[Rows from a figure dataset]
--- --- ---

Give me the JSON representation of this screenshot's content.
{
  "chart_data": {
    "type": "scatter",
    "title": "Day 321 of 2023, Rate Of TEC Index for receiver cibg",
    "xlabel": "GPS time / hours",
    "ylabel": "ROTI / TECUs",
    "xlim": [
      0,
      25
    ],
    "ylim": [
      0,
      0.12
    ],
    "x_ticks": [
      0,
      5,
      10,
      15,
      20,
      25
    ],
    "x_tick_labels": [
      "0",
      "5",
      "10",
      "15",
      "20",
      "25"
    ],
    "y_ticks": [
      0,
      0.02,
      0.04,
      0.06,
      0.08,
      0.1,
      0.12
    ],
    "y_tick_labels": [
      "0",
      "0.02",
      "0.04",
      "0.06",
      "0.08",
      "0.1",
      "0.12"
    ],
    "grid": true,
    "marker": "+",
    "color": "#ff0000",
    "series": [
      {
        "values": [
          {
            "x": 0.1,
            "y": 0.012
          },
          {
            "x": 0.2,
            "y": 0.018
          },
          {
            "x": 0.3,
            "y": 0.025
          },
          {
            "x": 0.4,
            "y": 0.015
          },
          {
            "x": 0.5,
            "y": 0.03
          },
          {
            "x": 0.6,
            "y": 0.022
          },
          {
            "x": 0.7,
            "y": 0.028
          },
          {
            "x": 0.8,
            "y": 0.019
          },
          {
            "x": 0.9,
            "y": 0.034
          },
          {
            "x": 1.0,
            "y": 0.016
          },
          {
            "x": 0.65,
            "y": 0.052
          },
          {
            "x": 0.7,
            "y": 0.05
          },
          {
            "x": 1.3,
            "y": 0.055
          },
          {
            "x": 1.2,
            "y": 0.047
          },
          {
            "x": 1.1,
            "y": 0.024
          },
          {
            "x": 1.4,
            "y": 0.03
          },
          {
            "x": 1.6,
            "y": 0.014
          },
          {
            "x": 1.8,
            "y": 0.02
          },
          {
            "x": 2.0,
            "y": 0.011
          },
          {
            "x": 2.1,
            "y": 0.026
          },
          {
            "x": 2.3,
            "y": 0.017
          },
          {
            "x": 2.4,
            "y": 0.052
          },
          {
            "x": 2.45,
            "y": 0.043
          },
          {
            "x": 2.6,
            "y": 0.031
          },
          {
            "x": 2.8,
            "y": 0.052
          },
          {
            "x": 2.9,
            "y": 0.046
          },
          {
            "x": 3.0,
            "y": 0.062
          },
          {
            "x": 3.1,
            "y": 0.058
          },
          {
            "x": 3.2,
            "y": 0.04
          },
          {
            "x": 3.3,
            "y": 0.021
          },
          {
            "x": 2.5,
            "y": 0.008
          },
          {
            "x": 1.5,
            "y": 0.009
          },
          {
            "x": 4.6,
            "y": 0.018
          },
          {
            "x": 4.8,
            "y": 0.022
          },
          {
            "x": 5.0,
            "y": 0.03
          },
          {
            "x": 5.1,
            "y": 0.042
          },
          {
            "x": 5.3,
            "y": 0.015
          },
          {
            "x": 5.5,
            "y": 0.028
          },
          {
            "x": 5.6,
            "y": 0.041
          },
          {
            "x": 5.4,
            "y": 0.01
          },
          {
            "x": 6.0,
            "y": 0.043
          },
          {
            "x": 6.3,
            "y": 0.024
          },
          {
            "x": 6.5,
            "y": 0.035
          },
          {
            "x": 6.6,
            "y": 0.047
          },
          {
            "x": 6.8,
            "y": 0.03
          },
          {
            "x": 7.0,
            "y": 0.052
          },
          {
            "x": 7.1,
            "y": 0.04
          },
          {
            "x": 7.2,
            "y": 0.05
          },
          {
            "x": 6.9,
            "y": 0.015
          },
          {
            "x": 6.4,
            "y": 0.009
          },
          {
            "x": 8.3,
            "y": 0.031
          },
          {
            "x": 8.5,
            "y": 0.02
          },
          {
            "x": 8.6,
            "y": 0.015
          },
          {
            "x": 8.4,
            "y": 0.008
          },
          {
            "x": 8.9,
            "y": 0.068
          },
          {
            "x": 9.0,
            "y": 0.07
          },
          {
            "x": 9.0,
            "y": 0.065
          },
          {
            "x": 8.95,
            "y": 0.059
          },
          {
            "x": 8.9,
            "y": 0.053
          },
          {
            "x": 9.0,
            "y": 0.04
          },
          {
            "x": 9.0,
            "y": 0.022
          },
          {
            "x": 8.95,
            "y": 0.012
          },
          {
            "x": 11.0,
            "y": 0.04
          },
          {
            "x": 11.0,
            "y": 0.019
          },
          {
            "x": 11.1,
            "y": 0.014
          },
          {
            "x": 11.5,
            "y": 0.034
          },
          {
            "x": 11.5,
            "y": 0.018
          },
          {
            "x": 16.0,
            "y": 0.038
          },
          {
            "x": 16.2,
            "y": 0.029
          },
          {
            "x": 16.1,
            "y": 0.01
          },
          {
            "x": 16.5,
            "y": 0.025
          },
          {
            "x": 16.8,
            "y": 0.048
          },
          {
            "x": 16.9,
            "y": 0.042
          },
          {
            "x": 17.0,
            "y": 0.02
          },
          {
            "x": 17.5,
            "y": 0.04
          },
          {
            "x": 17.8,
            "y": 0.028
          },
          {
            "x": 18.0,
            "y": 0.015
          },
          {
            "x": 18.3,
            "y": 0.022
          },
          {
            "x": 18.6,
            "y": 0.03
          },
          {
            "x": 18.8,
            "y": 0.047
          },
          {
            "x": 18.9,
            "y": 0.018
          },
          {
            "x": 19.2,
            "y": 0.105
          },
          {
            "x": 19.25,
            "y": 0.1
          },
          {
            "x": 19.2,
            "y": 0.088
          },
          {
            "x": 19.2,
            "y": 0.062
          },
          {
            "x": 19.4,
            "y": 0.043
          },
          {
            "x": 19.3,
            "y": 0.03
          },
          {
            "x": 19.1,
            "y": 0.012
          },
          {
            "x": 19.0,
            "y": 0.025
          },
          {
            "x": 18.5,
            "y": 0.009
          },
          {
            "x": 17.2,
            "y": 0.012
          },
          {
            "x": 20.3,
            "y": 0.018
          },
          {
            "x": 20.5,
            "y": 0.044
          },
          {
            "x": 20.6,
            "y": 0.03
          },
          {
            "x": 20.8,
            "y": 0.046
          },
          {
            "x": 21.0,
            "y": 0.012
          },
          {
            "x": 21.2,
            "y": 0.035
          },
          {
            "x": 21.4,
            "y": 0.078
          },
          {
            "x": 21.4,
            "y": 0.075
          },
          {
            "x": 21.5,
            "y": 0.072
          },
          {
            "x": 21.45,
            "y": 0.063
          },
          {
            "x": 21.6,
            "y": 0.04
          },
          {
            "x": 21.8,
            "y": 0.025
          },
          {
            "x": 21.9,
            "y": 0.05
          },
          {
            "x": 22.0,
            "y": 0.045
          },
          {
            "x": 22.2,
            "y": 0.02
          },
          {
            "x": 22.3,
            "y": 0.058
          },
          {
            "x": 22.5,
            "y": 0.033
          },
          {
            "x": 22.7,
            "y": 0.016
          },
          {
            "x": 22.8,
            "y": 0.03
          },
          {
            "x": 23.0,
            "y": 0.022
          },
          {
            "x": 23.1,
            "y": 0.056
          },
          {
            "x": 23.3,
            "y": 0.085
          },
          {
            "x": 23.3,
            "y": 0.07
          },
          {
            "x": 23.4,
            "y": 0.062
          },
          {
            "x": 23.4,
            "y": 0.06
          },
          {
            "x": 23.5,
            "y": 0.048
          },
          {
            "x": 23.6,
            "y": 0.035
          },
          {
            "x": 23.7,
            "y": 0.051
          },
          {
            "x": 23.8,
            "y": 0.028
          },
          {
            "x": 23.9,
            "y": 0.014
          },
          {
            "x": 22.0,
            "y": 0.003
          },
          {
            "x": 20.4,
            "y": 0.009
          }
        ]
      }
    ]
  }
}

--- --- ---

[Directive]
Return each line of the data exactly as written above.

[Exercise answer]
Give me the JSON representation of this screenshot's content.
{
  "chart_data": {
    "type": "scatter",
    "title": "Day 321 of 2023, Rate Of TEC Index for receiver cibg",
    "xlabel": "GPS time / hours",
    "ylabel": "ROTI / TECUs",
    "xlim": [
      0,
      25
    ],
    "ylim": [
      0,
      0.12
    ],
    "x_ticks": [
      0,
      5,
      10,
      15,
      20,
      25
    ],
    "x_tick_labels": [
      "0",
      "5",
      "10",
      "15",
      "20",
      "25"
    ],
    "y_ticks": [
      0,
      0.02,
      0.04,
      0.06,
      0.08,
      0.1,
      0.12
    ],
    "y_tick_labels": [
      "0",
      "0.02",
      "0.04",
      "0.06",
      "0.08",
      "0.1",
      "0.12"
    ],
    "grid": true,
    "marker": "+",
    "color": "#ff0000",
    "series": [
      {
        "values": [
          {
            "x": 0.1,
            "y": 0.012
          },
          {
            "x": 0.2,
            "y": 0.018
          },
          {
            "x": 0.3,
            "y": 0.025
          },
          {
            "x": 0.4,
            "y": 0.015
          },
          {
            "x": 0.5,
            "y": 0.03
          },
          {
            "x": 0.6,
            "y": 0.022
          },
          {
            "x": 0.7,
            "y": 0.028
          },
          {
            "x": 0.8,
            "y": 0.019
          },
          {
            "x": 0.9,
            "y": 0.034
          },
          {
            "x": 1.0,
            "y": 0.016
          },
          {
            "x": 0.65,
            "y": 0.052
          },
          {
            "x": 0.7,
            "y": 0.05
          },
          {
            "x": 1.3,
            "y": 0.055
          },
          {
            "x": 1.2,
            "y": 0.047
          },
          {
            "x": 1.1,
            "y": 0.024
          },
          {
            "x": 1.4,
            "y": 0.03
          },
          {
            "x": 1.6,
            "y": 0.014
          },
          {
            "x": 1.8,
            "y": 0.02
          },
          {
            "x": 2.0,
            "y": 0.011
          },
          {
            "x": 2.1,
            "y": 0.026
          },
          {
            "x": 2.3,
            "y": 0.017
          },
          {
            "x": 2.4,
            "y": 0.052
          },
          {
            "x": 2.45,
            "y": 0.043
          },
          {
            "x": 2.6,
            "y": 0.031
          },
          {
            "x": 2.8,
            "y": 0.052
          },
          {
            "x": 2.9,
            "y": 0.046
          },
          {
            "x": 3.0,
            "y": 0.062
          },
          {
            "x": 3.1,
            "y": 0.058
          },
          {
            "x": 3.2,
            "y": 0.04
          },
          {
            "x": 3.3,
            "y": 0.021
          },
          {
            "x": 2.5,
            "y": 0.008
          },
          {
            "x": 1.5,
            "y": 0.009
          },
          {
            "x": 4.6,
            "y": 0.018
          },
          {
            "x": 4.8,
            "y": 0.022
          },
          {
            "x": 5.0,
            "y": 0.03
          },
          {
            "x": 5.1,
            "y": 0.042
          },
          {
            "x": 5.3,
            "y": 0.015
          },
          {
            "x": 5.5,
            "y": 0.028
          },
          {
            "x": 5.6,
            "y": 0.041
          },
          {
            "x": 5.4,
            "y": 0.01
          },
          {
            "x": 6.0,
            "y": 0.043
          },
          {
            "x": 6.3,
            "y": 0.024
          },
          {
            "x": 6.5,
            "y": 0.035
          },
          {
            "x": 6.6,
            "y": 0.047
          },
          {
            "x": 6.8,
            "y": 0.03
          },
          {
            "x": 7.0,
            "y": 0.052
          },
          {
            "x": 7.1,
            "y": 0.04
          },
          {
            "x": 7.2,
            "y": 0.05
          },
          {
            "x": 6.9,
            "y": 0.015
          },
          {
            "x": 6.4,
            "y": 0.009
          },
          {
            "x": 8.3,
            "y": 0.031
          },
          {
            "x": 8.5,
            "y": 0.02
          },
          {
            "x": 8.6,
            "y": 0.015
          },
          {
            "x": 8.4,
            "y": 0.008
          },
          {
            "x": 8.9,
            "y": 0.068
          },
          {
            "x": 9.0,
            "y": 0.07
          },
          {
            "x": 9.0,
            "y": 0.065
          },
          {
            "x": 8.95,
            "y": 0.059
          },
          {
            "x": 8.9,
            "y": 0.053
          },
          {
            "x": 9.0,
            "y": 0.04
          },
          {
            "x": 9.0,
            "y": 0.022
          },
          {
            "x": 8.95,
            "y": 0.012
          },
          {
            "x": 11.0,
            "y": 0.04
          },
          {
            "x": 11.0,
            "y": 0.019
          },
          {
            "x": 11.1,
            "y": 0.014
          },
          {
            "x": 11.5,
            "y": 0.034
          },
          {
            "x": 11.5,
            "y": 0.018
          },
          {
            "x": 16.0,
            "y": 0.038
          },
          {
            "x": 16.2,
            "y": 0.029
          },
          {
            "x": 16.1,
            "y": 0.01
          },
          {
            "x": 16.5,
            "y": 0.025
          },
          {
            "x": 16.8,
            "y": 0.048
          },
          {
            "x": 16.9,
            "y": 0.042
          },
          {
            "x": 17.0,
            "y": 0.02
          },
          {
            "x": 17.5,
            "y": 0.04
          },
          {
            "x": 17.8,
            "y": 0.028
          },
          {
            "x": 18.0,
            "y": 0.015
          },
          {
            "x": 18.3,
            "y": 0.022
          },
          {
            "x": 18.6,
            "y": 0.03
          },
          {
            "x": 18.8,
            "y": 0.047
          },
          {
            "x": 18.9,
            "y": 0.018
          },
          {
            "x": 19.2,
            "y": 0.105
          },
          {
            "x": 19.25,
            "y": 0.1
          },
          {
            "x": 19.2,
            "y": 0.088
          },
          {
            "x": 19.2,
            "y": 0.062
          },
          {
            "x": 19.4,
            "y": 0.043
          },
          {
            "x": 19.3,
            "y": 0.03
          },
          {
            "x": 19.1,
            "y": 0.012
          },
          {
            "x": 19.0,
            "y": 0.025
          },
          {
            "x": 18.5,
            "y": 0.009
          },
          {
            "x": 17.2,
            "y": 0.012
          },
          {
            "x": 20.3,
            "y": 0.018
          },
          {
            "x": 20.5,
            "y": 0.044
          },
          {
            "x": 20.6,
            "y": 0.03
          },
          {
            "x": 20.8,
            "y": 0.046
          },
          {
            "x": 21.0,
            "y": 0.012
          },
          {
            "x": 21.2,
            "y": 0.035
          },
          {
            "x": 21.4,
            "y": 0.078
          },
          {
            "x": 21.4,
            "y": 0.075
          },
          {
            "x": 21.5,
            "y": 0.072
          },
          {
            "x": 21.45,
            "y": 0.063
          },
          {
            "x": 21.6,
            "y": 0.04
          },
          {
            "x": 21.8,
            "y": 0.025
          },
          {
            "x": 21.9,
            "y": 0.05
          },
          {
            "x": 22.0,
            "y": 0.045
          },
          {
            "x": 22.2,
            "y": 0.02
          },
          {
            "x": 22.3,
            "y": 0.058
          },
          {
            "x": 22.5,
            "y": 0.033
          },
          {
            "x": 22.7,
            "y": 0.016
          },
          {
            "x": 22.8,
            "y": 0.03
          },
          {
            "x": 23.0,
            "y": 0.022
          },
          {
            "x": 23.1,
            "y": 0.056
          },
          {
            "x": 23.3,
            "y": 0.085
          },
          {
            "x": 23.3,
            "y": 0.07
          },
          {
            "x": 23.4,
            "y": 0.062
          },
          {
            "x": 23.4,
            "y": 0.06
          },
          {
            "x": 23.5,
            "y": 0.048
          },
          {
            "x": 23.6,
            "y": 0.035
          },
          {
            "x": 23.7,
            "y": 0.051
          },
          {
            "x": 23.8,
            "y": 0.028
          },
          {
            "x": 23.9,
            "y": 0.014
          },
          {
            "x": 22.0,
            "y": 0.003
          },
          {
            "x": 20.4,
            "y": 0.009
          }
        ]
      }
    ]
  }
}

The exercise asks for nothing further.